■ TASK DIRECTIONS: Write out the listing beneath this instruction in its entirety, exactly as it reads.

■ ENTRIES SUPPLIED:
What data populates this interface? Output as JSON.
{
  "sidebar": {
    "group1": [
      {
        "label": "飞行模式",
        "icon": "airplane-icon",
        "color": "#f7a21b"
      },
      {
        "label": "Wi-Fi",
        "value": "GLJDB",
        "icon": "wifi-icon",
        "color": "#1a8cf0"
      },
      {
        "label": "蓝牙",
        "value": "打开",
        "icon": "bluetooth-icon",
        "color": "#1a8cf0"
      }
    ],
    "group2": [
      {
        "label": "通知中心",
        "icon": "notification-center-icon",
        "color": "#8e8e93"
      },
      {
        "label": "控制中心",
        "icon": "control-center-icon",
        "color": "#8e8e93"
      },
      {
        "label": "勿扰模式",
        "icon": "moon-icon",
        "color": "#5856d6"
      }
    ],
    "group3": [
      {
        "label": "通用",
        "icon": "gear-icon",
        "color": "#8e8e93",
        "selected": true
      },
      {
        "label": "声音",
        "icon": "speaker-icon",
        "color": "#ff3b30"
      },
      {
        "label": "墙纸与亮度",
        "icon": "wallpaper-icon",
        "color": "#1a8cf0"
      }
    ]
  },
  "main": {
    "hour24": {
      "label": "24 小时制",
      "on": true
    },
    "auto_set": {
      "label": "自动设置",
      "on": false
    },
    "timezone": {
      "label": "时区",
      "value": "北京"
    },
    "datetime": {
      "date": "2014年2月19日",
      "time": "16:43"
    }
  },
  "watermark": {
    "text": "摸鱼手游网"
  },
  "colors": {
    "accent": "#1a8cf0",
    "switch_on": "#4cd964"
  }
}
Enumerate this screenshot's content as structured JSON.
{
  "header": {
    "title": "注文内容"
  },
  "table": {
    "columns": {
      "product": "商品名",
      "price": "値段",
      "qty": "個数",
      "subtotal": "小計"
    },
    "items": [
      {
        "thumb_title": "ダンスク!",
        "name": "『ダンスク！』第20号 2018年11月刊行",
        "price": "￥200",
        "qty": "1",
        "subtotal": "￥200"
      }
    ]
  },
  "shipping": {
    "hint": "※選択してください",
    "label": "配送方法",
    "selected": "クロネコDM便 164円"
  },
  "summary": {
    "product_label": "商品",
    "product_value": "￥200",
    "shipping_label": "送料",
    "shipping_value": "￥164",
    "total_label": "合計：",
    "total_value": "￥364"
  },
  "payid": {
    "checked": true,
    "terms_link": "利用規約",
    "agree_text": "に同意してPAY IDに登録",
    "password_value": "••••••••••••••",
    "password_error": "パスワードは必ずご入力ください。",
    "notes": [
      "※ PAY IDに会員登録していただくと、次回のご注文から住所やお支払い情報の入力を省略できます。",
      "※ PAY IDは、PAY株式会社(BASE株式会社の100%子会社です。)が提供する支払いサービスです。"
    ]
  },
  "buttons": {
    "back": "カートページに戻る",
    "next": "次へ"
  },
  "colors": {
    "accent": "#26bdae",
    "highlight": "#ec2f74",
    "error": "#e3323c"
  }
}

■ RESULT FOR THIS TASK:
What data populates this interface? Output as JSON.
{
  "sidebar": {
    "group1": [
      {
        "label": "飞行模式",
        "icon": "airplane-icon",
        "color": "#f7a21b"
      },
      {
        "label": "Wi-Fi",
        "value": "GLJDB",
        "icon": "wifi-icon",
        "color": "#1a8cf0"
      },
      {
        "label": "蓝牙",
        "value": "打开",
        "icon": "bluetooth-icon",
        "color": "#1a8cf0"
      }
    ],
    "group2": [
      {
        "label": "通知中心",
        "icon": "notification-center-icon",
        "color": "#8e8e93"
      },
      {
        "label": "控制中心",
        "icon": "control-center-icon",
        "color": "#8e8e93"
      },
      {
        "label": "勿扰模式",
        "icon": "moon-icon",
        "color": "#5856d6"
      }
    ],
    "group3": [
      {
        "label": "通用",
        "icon": "gear-icon",
        "color": "#8e8e93",
        "selected": true
      },
      {
        "label": "声音",
        "icon": "speaker-icon",
        "color": "#ff3b30"
      },
      {
        "label": "墙纸与亮度",
        "icon": "wallpaper-icon",
        "color": "#1a8cf0"
      }
    ]
  },
  "main": {
    "hour24": {
      "label": "24 小时制",
      "on": true
    },
    "auto_set": {
      "label": "自动设置",
      "on": false
    },
    "timezone": {
      "label": "时区",
      "value": "北京"
    },
    "datetime": {
      "date": "2014年2月19日",
      "time": "16:43"
    }
  },
  "watermark": {
    "text": "摸鱼手游网"
  },
  "colors": {
    "accent": "#1a8cf0",
    "switch_on": "#4cd964"
  }
}
Enumerate this screenshot's content as structured JSON.
{
  "header": {
    "title": "注文内容"
  },
  "table": {
    "columns": {
      "product": "商品名",
      "price": "値段",
      "qty": "個数",
      "subtotal": "小計"
    },
    "items": [
      {
        "thumb_title": "ダンスク!",
        "name": "『ダンスク！』第20号 2018年11月刊行",
        "price": "￥200",
        "qty": "1",
        "subtotal": "￥200"
      }
    ]
  },
  "shipping": {
    "hint": "※選択してください",
    "label": "配送方法",
    "selected": "クロネコDM便 164円"
  },
  "summary": {
    "product_label": "商品",
    "product_value": "￥200",
    "shipping_label": "送料",
    "shipping_value": "￥164",
    "total_label": "合計：",
    "total_value": "￥364"
  },
  "payid": {
    "checked": true,
    "terms_link": "利用規約",
    "agree_text": "に同意してPAY IDに登録",
    "password_value": "••••••••••••••",
    "password_error": "パスワードは必ずご入力ください。",
    "notes": [
      "※ PAY IDに会員登録していただくと、次回のご注文から住所やお支払い情報の入力を省略できます。",
      "※ PAY IDは、PAY株式会社(BASE株式会社の100%子会社です。)が提供する支払いサービスです。"
    ]
  },
  "buttons": {
    "back": "カートページに戻る",
    "next": "次へ"
  },
  "colors": {
    "accent": "#26bdae",
    "highlight": "#ec2f74",
    "error": "#e3323c"
  }
}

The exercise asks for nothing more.